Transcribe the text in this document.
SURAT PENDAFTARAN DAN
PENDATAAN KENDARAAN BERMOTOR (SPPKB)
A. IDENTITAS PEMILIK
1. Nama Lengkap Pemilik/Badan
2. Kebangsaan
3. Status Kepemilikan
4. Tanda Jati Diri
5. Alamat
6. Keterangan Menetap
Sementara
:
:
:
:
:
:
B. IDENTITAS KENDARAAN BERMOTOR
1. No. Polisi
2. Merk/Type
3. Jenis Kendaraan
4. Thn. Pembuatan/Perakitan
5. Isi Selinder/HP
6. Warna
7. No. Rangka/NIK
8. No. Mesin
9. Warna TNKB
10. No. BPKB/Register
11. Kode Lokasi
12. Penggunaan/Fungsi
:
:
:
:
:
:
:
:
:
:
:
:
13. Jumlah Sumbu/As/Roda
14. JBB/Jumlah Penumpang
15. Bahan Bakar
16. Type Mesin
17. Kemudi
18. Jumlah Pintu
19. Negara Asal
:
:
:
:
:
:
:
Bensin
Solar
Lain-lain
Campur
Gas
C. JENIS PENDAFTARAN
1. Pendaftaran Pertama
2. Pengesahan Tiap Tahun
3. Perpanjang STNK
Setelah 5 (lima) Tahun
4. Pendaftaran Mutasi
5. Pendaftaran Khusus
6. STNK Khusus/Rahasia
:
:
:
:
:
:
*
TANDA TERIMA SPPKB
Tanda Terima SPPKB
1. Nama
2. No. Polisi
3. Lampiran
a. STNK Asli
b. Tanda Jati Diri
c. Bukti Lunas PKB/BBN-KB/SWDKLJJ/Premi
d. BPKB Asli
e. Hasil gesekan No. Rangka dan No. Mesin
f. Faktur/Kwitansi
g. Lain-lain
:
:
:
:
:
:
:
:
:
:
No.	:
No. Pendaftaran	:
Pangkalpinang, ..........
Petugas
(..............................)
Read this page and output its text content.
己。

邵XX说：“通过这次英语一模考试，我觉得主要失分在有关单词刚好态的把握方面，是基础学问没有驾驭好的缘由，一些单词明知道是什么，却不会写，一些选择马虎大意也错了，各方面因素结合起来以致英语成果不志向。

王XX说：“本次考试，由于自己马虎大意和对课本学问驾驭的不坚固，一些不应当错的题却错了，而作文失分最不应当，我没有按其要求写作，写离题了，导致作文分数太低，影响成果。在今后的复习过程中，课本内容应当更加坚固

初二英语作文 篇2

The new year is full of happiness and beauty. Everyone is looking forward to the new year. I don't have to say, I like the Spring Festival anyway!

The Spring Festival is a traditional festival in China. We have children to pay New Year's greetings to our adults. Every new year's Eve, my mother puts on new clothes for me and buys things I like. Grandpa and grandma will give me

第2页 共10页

Description of the task:
Show each line of the data that contains the string "Spring".

Correct response:
The new year is full of happiness and beauty. Everyone is looking forward to the new year. I don't have to say, I like the Spring Festival anyway!
The Spring Festival is a traditional festival in China. We have children to pay New Year's greetings to our adults. Every new year's Eve, my mother puts on new clothes for me and buys things I like. Grandpa and grandma will give me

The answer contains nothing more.